◆ Task brief
Tally the lines below that contain "Федерального". The number is the whole answer.

--- start Input for this task ---

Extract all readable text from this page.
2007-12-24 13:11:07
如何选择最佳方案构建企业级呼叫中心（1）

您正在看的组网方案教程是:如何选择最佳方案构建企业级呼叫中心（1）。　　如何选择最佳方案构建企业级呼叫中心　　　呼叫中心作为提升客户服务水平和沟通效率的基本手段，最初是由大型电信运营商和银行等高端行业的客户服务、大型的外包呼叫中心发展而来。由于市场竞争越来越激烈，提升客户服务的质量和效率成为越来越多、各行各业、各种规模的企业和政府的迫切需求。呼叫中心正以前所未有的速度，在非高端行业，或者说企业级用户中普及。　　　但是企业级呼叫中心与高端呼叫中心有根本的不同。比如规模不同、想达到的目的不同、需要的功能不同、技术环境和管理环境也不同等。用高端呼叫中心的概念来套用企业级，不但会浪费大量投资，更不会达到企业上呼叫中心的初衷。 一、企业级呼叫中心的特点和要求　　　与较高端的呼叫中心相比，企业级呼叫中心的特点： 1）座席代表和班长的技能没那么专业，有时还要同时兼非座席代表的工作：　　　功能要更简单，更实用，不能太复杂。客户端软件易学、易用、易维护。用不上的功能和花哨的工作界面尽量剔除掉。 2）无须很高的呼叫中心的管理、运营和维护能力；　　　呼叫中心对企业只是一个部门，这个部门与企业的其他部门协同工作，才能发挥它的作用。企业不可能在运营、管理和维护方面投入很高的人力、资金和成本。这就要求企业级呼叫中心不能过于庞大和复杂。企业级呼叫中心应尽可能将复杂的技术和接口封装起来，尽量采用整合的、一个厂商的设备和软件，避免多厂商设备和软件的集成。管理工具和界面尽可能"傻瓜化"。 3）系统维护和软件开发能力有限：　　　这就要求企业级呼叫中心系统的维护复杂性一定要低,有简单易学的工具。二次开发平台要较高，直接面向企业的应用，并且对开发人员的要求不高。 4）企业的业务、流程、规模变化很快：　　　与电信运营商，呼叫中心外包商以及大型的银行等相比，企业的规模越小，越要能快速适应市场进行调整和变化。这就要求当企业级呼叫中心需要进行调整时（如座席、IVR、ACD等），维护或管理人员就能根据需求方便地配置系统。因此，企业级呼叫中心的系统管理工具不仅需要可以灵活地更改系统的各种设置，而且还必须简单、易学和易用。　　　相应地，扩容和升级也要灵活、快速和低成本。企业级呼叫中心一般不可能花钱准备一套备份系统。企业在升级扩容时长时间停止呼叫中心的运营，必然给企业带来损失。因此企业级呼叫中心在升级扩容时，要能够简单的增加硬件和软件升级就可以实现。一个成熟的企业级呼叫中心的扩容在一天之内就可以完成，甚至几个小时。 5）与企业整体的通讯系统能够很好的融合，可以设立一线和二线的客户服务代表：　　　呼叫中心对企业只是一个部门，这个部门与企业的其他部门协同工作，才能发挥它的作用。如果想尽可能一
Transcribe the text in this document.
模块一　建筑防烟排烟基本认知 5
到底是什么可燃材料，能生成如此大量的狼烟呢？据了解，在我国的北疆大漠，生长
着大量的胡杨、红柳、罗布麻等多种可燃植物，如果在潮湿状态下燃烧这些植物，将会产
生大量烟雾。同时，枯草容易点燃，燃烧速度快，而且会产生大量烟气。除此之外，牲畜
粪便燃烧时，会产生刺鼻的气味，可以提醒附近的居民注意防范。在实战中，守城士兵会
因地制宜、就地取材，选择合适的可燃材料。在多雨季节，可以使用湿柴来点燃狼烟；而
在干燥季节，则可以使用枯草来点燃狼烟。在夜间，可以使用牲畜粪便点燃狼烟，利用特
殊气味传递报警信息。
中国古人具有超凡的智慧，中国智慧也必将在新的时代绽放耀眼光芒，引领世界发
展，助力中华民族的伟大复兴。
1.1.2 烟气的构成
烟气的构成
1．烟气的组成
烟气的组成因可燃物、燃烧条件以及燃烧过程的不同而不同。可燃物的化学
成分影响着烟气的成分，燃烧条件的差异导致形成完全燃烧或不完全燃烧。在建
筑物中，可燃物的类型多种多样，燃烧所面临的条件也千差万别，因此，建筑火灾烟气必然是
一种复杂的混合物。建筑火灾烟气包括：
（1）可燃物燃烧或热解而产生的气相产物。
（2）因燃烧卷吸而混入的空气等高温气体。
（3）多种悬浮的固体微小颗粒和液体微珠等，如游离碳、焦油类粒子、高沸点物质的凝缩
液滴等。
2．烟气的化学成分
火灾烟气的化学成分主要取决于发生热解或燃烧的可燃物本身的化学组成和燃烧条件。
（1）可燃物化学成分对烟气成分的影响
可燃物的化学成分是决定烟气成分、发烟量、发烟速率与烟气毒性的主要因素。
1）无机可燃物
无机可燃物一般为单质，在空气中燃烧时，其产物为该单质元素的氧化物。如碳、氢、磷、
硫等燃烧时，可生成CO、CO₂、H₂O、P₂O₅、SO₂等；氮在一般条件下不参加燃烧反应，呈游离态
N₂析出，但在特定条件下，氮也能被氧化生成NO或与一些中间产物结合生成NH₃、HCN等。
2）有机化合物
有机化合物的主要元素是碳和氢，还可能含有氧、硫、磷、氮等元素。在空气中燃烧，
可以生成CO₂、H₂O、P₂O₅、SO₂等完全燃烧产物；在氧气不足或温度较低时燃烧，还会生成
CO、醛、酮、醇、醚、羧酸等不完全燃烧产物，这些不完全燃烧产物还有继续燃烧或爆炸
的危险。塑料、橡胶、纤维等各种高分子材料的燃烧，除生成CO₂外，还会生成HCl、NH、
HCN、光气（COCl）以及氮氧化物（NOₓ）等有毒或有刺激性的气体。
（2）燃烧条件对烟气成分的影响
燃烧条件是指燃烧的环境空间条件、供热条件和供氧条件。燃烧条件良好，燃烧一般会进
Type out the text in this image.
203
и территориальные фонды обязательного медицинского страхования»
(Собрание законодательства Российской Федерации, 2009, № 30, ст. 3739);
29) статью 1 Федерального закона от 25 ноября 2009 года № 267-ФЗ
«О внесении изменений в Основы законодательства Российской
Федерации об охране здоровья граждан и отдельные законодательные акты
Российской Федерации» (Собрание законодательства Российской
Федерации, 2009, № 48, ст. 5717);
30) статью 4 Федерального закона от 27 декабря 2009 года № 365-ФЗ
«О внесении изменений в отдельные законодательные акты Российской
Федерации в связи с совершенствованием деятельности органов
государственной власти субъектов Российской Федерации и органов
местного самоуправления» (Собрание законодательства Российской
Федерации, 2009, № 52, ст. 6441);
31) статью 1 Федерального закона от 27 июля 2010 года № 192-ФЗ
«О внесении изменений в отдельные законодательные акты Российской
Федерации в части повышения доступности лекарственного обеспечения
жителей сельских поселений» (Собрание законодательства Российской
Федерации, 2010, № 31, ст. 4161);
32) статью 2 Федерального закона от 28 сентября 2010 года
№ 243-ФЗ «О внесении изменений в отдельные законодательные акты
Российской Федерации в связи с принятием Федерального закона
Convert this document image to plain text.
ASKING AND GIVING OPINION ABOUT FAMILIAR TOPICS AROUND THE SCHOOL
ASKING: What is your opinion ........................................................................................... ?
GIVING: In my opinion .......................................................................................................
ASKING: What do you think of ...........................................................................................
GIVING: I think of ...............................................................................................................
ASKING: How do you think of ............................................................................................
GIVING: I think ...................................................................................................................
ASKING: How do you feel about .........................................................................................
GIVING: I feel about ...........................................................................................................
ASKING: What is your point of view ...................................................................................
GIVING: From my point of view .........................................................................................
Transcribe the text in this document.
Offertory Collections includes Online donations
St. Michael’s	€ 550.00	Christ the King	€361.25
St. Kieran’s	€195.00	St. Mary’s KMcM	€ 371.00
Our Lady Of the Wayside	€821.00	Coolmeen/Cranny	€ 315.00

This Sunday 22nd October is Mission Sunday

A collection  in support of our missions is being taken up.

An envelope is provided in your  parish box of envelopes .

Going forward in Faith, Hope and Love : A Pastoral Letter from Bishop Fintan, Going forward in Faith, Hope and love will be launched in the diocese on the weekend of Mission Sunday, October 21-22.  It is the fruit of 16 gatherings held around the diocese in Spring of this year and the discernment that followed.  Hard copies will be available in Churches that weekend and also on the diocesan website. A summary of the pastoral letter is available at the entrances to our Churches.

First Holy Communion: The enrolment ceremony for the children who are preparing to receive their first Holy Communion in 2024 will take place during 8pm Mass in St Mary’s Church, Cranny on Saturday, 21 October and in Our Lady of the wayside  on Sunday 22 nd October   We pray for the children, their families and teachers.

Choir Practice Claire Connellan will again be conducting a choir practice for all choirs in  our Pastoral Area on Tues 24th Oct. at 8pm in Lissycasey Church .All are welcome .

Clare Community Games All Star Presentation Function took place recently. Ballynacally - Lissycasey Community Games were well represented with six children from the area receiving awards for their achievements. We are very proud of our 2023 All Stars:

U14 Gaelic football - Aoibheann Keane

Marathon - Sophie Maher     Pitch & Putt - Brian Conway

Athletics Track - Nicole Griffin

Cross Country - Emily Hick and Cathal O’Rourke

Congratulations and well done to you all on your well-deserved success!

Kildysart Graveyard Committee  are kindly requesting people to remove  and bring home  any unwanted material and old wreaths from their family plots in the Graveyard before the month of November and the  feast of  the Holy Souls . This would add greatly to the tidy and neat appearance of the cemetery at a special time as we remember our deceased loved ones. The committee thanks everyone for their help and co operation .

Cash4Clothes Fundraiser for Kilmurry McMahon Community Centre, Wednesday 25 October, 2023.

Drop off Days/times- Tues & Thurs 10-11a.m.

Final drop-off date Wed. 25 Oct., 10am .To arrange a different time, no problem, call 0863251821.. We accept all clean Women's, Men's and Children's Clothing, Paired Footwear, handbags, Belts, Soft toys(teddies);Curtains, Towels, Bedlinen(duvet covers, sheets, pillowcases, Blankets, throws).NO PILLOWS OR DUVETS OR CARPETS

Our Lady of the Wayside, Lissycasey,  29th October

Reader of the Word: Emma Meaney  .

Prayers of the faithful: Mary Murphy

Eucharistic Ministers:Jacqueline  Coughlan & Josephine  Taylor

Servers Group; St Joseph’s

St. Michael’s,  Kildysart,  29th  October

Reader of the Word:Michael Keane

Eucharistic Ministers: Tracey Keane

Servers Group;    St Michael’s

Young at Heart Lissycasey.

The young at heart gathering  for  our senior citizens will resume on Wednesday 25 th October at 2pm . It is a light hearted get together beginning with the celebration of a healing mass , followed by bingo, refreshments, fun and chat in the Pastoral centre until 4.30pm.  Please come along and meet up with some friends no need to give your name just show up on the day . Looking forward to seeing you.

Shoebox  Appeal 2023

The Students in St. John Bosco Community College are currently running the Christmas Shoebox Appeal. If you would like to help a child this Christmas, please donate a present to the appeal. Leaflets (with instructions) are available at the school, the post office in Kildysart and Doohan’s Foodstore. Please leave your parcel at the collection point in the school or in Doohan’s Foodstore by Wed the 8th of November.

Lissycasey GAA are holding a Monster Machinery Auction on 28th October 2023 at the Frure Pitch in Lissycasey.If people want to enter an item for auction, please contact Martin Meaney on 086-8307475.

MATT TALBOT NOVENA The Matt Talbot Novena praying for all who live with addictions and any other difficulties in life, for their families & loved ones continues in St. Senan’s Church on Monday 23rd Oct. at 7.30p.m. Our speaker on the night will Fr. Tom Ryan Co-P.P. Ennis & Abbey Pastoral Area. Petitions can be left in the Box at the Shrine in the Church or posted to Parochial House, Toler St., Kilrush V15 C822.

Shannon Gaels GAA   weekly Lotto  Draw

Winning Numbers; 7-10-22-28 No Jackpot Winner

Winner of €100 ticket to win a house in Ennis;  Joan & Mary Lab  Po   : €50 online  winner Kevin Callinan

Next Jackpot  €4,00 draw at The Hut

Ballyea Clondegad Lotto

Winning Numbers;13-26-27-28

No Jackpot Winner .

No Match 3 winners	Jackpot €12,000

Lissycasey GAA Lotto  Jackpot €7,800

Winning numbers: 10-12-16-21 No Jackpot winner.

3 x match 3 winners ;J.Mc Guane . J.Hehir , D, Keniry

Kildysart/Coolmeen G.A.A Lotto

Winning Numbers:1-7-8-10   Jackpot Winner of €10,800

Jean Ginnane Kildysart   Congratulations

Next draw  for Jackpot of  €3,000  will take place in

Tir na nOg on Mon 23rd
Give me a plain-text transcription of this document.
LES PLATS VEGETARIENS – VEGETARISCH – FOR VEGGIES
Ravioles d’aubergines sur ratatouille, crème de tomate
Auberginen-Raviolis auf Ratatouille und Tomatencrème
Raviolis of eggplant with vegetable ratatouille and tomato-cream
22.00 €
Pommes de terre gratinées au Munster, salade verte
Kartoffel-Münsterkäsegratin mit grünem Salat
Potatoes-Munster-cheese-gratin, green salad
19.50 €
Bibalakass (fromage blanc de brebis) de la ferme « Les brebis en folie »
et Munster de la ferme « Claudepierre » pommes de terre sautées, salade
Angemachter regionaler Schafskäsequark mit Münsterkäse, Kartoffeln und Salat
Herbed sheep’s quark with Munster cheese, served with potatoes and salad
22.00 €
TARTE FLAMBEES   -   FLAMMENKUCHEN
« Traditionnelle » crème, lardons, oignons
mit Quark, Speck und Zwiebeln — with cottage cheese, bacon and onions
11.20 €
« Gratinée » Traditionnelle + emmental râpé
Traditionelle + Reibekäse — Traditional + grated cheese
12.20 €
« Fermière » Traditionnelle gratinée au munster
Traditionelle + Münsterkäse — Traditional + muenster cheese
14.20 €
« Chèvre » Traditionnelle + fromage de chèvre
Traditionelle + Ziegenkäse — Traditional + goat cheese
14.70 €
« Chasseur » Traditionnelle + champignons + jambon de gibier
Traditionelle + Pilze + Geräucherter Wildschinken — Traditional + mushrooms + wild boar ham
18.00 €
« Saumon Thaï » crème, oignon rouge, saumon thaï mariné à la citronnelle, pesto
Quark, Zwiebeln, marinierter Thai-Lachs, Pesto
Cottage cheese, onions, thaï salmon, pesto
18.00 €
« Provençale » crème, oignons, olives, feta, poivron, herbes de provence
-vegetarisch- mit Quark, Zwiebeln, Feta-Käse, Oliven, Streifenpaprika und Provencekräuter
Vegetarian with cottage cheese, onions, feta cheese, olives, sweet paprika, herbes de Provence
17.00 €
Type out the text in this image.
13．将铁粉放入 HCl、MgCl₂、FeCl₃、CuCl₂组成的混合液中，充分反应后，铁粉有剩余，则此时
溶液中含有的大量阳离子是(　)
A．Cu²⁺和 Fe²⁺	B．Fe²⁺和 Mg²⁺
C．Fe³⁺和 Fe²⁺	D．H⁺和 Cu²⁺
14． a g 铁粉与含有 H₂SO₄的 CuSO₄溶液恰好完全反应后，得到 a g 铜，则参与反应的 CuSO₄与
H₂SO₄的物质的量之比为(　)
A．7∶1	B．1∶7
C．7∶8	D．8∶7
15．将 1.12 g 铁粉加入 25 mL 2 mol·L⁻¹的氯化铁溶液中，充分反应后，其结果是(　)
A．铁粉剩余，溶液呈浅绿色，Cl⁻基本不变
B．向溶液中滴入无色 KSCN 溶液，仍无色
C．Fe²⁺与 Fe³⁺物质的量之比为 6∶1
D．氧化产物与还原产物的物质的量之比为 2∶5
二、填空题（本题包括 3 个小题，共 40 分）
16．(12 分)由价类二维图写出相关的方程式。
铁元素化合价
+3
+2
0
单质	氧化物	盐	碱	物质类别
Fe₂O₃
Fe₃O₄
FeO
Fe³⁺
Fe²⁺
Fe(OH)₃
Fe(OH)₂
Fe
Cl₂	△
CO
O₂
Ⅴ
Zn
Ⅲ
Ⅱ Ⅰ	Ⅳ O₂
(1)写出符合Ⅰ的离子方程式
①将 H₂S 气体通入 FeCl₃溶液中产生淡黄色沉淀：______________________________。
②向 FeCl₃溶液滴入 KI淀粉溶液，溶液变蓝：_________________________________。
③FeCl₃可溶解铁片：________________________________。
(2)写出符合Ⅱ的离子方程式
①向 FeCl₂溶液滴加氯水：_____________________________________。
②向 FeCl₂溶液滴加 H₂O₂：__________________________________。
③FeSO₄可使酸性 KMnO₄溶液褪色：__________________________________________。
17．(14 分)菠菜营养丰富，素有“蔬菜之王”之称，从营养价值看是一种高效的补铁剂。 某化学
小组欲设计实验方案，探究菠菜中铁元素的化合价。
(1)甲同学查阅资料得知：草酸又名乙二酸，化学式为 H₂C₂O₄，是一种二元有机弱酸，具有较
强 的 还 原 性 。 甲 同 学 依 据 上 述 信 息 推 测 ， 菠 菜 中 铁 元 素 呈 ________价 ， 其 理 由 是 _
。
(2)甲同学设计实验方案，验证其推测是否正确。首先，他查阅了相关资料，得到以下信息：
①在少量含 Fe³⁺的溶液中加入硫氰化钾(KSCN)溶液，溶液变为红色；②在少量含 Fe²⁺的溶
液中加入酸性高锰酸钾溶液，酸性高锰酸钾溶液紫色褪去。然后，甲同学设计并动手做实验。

--- end Input for this task ---

◆ Answer to this exercise
5